• _What the exercise asks_
Pull out every line in the data that has the string "contractors" in it.
--- begin ---
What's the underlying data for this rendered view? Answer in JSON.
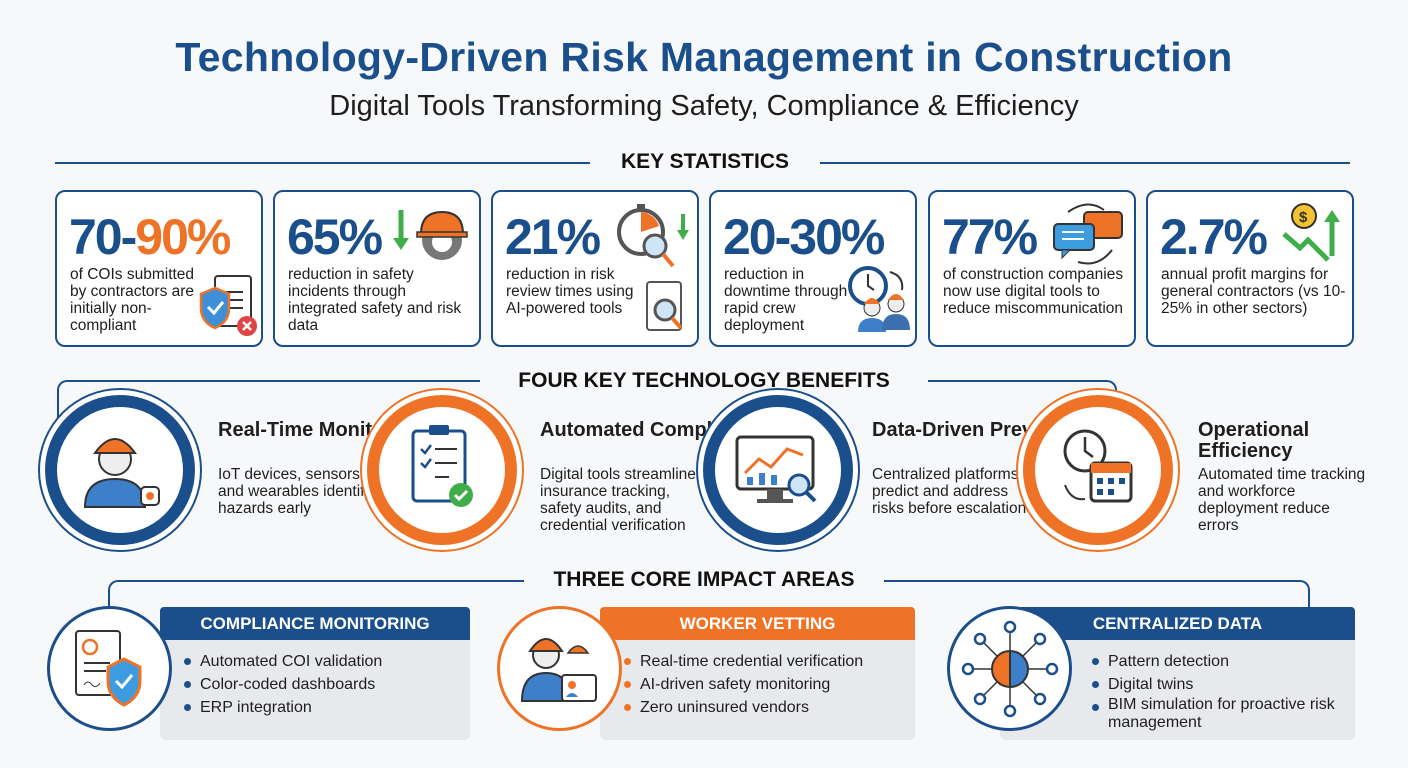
{
  "header": {
    "title": "Technology-Driven Risk Management in Construction",
    "subtitle": "Digital Tools Transforming Safety, Compliance & Efficiency"
  },
  "colors": {
    "blue": "#1b4f8c",
    "orange": "#ee7326",
    "green": "#3fae49"
  },
  "key_statistics": {
    "heading": "KEY STATISTICS",
    "cards": [
      {
        "value_a": "70-",
        "value_b": "90%",
        "text": "of COIs submitted by contractors are initially non-compliant",
        "icon": "document-shield-reject-icon"
      },
      {
        "value": "65%",
        "text": "reduction in safety incidents through integrated safety and risk data",
        "icon": "hardhat-gear-down-icon"
      },
      {
        "value": "21%",
        "text": "reduction in risk review times using AI-powered tools",
        "icon": "stopwatch-magnifier-icon"
      },
      {
        "value": "20-30%",
        "text": "reduction in downtime through rapid crew deployment",
        "icon": "clock-workers-icon"
      },
      {
        "value": "77%",
        "text": "of construction companies now use digital tools to reduce miscommunication",
        "icon": "chat-bubbles-icon"
      },
      {
        "value": "2.7%",
        "text": "annual profit margins for general contractors (vs 10-25% in other sectors)",
        "icon": "dollar-trend-icon"
      }
    ]
  },
  "benefits": {
    "heading": "FOUR KEY TECHNOLOGY BENEFITS",
    "items": [
      {
        "title": "Real-Time Monitoring",
        "text": "IoT devices, sensors, and wearables identify hazards early",
        "icon": "worker-wearable-icon"
      },
      {
        "title": "Automated Compliance",
        "text": "Digital tools streamline insurance tracking, safety audits, and credential verification",
        "icon": "checklist-icon"
      },
      {
        "title": "Data-Driven Prevention",
        "text": "Centralized platforms predict and address risks before escalation",
        "icon": "monitor-analytics-icon"
      },
      {
        "title": "Operational Efficiency",
        "text": "Automated time tracking and workforce deployment reduce errors",
        "icon": "clock-calendar-icon"
      }
    ]
  },
  "impact": {
    "heading": "THREE CORE IMPACT AREAS",
    "areas": [
      {
        "title": "COMPLIANCE MONITORING",
        "bullets": [
          "Automated COI validation",
          "Color-coded dashboards",
          "ERP integration"
        ],
        "icon": "document-shield-icon"
      },
      {
        "title": "WORKER VETTING",
        "bullets": [
          "Real-time credential verification",
          "AI-driven safety monitoring",
          "Zero uninsured vendors"
        ],
        "icon": "worker-id-badge-icon"
      },
      {
        "title": "CENTRALIZED DATA",
        "bullets": [
          "Pattern detection",
          "Digital twins",
          "BIM simulation for proactive risk management"
        ],
        "icon": "brain-network-icon"
      }
    ]
  }
}
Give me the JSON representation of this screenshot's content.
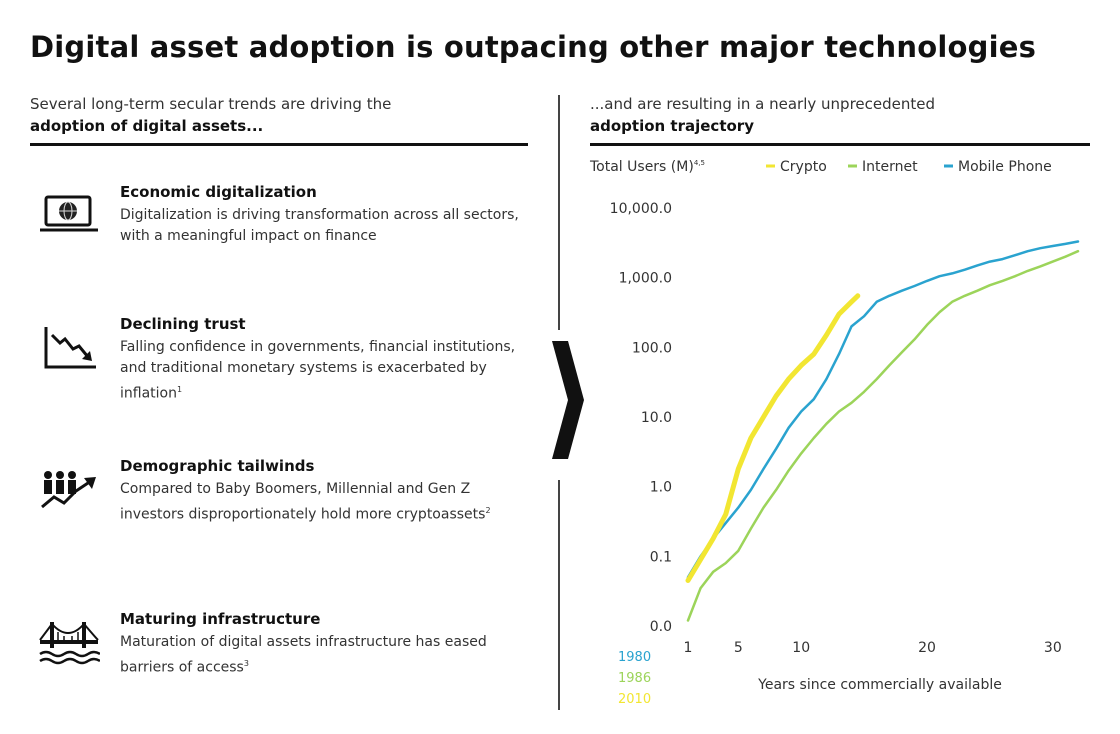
{
  "title": "Digital asset adoption is outpacing other major technologies",
  "left_intro": {
    "line1": "Several long-term secular trends are driving the",
    "line2_bold": "adoption of digital assets..."
  },
  "right_intro": {
    "line1": "...and are resulting in a nearly unprecedented",
    "line2_bold": "adoption trajectory"
  },
  "trends": [
    {
      "icon": "laptop-globe-icon",
      "heading": "Economic digitalization",
      "description": "Digitalization is driving transformation across all sectors, with a meaningful impact on finance",
      "note": ""
    },
    {
      "icon": "declining-chart-icon",
      "heading": "Declining trust",
      "description": "Falling confidence in governments, financial institutions, and traditional monetary systems is exacerbated by inflation",
      "note": "1"
    },
    {
      "icon": "people-growth-icon",
      "heading": "Demographic tailwinds",
      "description": "Compared to Baby Boomers, Millennial and Gen Z investors disproportionately hold more cryptoassets",
      "note": "2"
    },
    {
      "icon": "bridge-icon",
      "heading": "Maturing infrastructure",
      "description": "Maturation of digital assets infrastructure has eased barriers of access",
      "note": "3"
    }
  ],
  "chevron_icon": "chevron-right-icon",
  "colors": {
    "crypto": "#f2e632",
    "internet": "#9cd45a",
    "mobile": "#2aa3cf",
    "text": "#1a1a1a"
  },
  "chart_data": {
    "type": "line",
    "title": "",
    "ylabel": "Total Users (M)",
    "ylabel_sup": "4,5",
    "xlabel": "Years since commercially available",
    "y_scale": "log",
    "ylim": [
      0.01,
      10000
    ],
    "y_ticks": [
      0.01,
      0.1,
      1,
      10,
      100,
      1000,
      10000
    ],
    "y_tick_labels": [
      "0.0",
      "0.1",
      "1.0",
      "10.0",
      "100.0",
      "1,000.0",
      "10,000.0"
    ],
    "xlim": [
      1,
      32
    ],
    "x_ticks": [
      1,
      5,
      10,
      20,
      30
    ],
    "x_tick_labels": [
      "1",
      "5",
      "10",
      "20",
      "30"
    ],
    "legend_position": "top",
    "start_years": [
      {
        "series": "Mobile Phone",
        "label": "1980"
      },
      {
        "series": "Internet",
        "label": "1986"
      },
      {
        "series": "Crypto",
        "label": "2010"
      }
    ],
    "series": [
      {
        "name": "Crypto",
        "color": "#f2e632",
        "x": [
          1,
          2,
          3,
          4,
          5,
          6,
          7,
          8,
          9,
          10,
          11,
          12,
          13,
          14,
          14.5
        ],
        "y": [
          0.045,
          0.09,
          0.18,
          0.4,
          1.8,
          5,
          10,
          20,
          35,
          55,
          80,
          150,
          300,
          450,
          550
        ]
      },
      {
        "name": "Internet",
        "color": "#9cd45a",
        "x": [
          1,
          2,
          3,
          4,
          5,
          6,
          7,
          8,
          9,
          10,
          11,
          12,
          13,
          14,
          15,
          16,
          17,
          18,
          19,
          20,
          21,
          22,
          23,
          24,
          25,
          26,
          27,
          28,
          29,
          30,
          31,
          32
        ],
        "y": [
          0.012,
          0.035,
          0.06,
          0.08,
          0.12,
          0.25,
          0.5,
          0.9,
          1.7,
          3,
          5,
          8,
          12,
          16,
          23,
          35,
          55,
          85,
          130,
          210,
          320,
          450,
          550,
          650,
          780,
          900,
          1050,
          1250,
          1450,
          1700,
          2000,
          2400
        ]
      },
      {
        "name": "Mobile Phone",
        "color": "#2aa3cf",
        "x": [
          1,
          2,
          3,
          4,
          5,
          6,
          7,
          8,
          9,
          10,
          11,
          12,
          13,
          14,
          15,
          16,
          17,
          18,
          19,
          20,
          21,
          22,
          23,
          24,
          25,
          26,
          27,
          28,
          29,
          30,
          31,
          32
        ],
        "y": [
          0.05,
          0.1,
          0.18,
          0.3,
          0.5,
          0.9,
          1.8,
          3.5,
          7,
          12,
          18,
          35,
          80,
          200,
          280,
          450,
          550,
          650,
          760,
          900,
          1050,
          1150,
          1300,
          1500,
          1700,
          1850,
          2100,
          2400,
          2650,
          2850,
          3050,
          3300
        ]
      }
    ]
  }
}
--- end ---
• _Response to this exercise_
        "text": "of COIs submitted by contractors are initially non-compliant",
        "text": "annual profit margins for general contractors (vs 10-25% in other sectors)",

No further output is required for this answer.